— START OF Dataset rows —

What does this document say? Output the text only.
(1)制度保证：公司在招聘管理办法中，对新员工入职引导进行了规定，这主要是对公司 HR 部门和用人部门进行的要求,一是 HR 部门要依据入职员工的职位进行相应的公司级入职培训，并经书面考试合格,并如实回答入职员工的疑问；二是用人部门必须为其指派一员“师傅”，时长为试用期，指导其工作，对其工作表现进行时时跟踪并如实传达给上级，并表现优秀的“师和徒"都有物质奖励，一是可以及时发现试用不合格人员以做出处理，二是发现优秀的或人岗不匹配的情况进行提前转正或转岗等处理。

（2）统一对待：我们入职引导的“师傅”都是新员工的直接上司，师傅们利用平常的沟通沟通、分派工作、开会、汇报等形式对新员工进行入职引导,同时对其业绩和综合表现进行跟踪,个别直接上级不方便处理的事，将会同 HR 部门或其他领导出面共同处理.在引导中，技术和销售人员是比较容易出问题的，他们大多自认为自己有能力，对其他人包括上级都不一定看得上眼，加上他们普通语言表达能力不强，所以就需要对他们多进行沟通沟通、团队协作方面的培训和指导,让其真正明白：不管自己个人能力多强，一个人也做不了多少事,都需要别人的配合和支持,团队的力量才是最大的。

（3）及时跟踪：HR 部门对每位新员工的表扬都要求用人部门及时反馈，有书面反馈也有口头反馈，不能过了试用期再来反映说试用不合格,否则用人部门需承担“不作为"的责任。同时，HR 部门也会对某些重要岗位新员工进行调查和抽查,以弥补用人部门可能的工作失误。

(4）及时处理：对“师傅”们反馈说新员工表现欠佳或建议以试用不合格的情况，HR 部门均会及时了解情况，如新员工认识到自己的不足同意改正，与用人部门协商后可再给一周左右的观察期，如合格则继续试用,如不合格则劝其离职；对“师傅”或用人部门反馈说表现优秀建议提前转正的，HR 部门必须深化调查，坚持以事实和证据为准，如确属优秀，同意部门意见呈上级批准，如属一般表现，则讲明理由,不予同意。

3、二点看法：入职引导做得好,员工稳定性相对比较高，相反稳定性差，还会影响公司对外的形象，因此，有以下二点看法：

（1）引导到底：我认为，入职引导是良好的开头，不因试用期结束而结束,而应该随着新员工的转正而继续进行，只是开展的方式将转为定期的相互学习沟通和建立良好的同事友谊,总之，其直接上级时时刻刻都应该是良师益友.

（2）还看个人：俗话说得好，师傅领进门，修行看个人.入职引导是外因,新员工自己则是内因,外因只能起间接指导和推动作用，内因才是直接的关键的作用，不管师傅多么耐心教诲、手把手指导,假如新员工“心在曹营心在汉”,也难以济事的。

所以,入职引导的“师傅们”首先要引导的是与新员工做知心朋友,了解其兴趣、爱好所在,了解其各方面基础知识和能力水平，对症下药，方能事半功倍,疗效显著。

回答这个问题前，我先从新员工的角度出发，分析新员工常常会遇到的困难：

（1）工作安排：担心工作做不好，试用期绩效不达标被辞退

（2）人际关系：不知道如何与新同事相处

— END OF Dataset rows —

Work to complete. Your task is to repeat the data exactly, with nothing left out.

Exercise response.
What does this document say? Output the text only.
(1)制度保证：公司在招聘管理办法中，对新员工入职引导进行了规定，这主要是对公司 HR 部门和用人部门进行的要求,一是 HR 部门要依据入职员工的职位进行相应的公司级入职培训，并经书面考试合格,并如实回答入职员工的疑问；二是用人部门必须为其指派一员“师傅”，时长为试用期，指导其工作，对其工作表现进行时时跟踪并如实传达给上级，并表现优秀的“师和徒"都有物质奖励，一是可以及时发现试用不合格人员以做出处理，二是发现优秀的或人岗不匹配的情况进行提前转正或转岗等处理。

（2）统一对待：我们入职引导的“师傅”都是新员工的直接上司，师傅们利用平常的沟通沟通、分派工作、开会、汇报等形式对新员工进行入职引导,同时对其业绩和综合表现进行跟踪,个别直接上级不方便处理的事，将会同 HR 部门或其他领导出面共同处理.在引导中，技术和销售人员是比较容易出问题的，他们大多自认为自己有能力，对其他人包括上级都不一定看得上眼，加上他们普通语言表达能力不强，所以就需要对他们多进行沟通沟通、团队协作方面的培训和指导,让其真正明白：不管自己个人能力多强，一个人也做不了多少事,都需要别人的配合和支持,团队的力量才是最大的。

（3）及时跟踪：HR 部门对每位新员工的表扬都要求用人部门及时反馈，有书面反馈也有口头反馈，不能过了试用期再来反映说试用不合格,否则用人部门需承担“不作为"的责任。同时，HR 部门也会对某些重要岗位新员工进行调查和抽查,以弥补用人部门可能的工作失误。

(4）及时处理：对“师傅”们反馈说新员工表现欠佳或建议以试用不合格的情况，HR 部门均会及时了解情况，如新员工认识到自己的不足同意改正，与用人部门协商后可再给一周左右的观察期，如合格则继续试用,如不合格则劝其离职；对“师傅”或用人部门反馈说表现优秀建议提前转正的，HR 部门必须深化调查，坚持以事实和证据为准，如确属优秀，同意部门意见呈上级批准，如属一般表现，则讲明理由,不予同意。

3、二点看法：入职引导做得好,员工稳定性相对比较高，相反稳定性差，还会影响公司对外的形象，因此，有以下二点看法：

（1）引导到底：我认为，入职引导是良好的开头，不因试用期结束而结束,而应该随着新员工的转正而继续进行，只是开展的方式将转为定期的相互学习沟通和建立良好的同事友谊,总之，其直接上级时时刻刻都应该是良师益友.

（2）还看个人：俗话说得好，师傅领进门，修行看个人.入职引导是外因,新员工自己则是内因,外因只能起间接指导和推动作用，内因才是直接的关键的作用，不管师傅多么耐心教诲、手把手指导,假如新员工“心在曹营心在汉”,也难以济事的。

所以,入职引导的“师傅们”首先要引导的是与新员工做知心朋友,了解其兴趣、爱好所在,了解其各方面基础知识和能力水平，对症下药，方能事半功倍,疗效显著。

回答这个问题前，我先从新员工的角度出发，分析新员工常常会遇到的困难：

（1）工作安排：担心工作做不好，试用期绩效不达标被辞退

（2）人际关系：不知道如何与新同事相处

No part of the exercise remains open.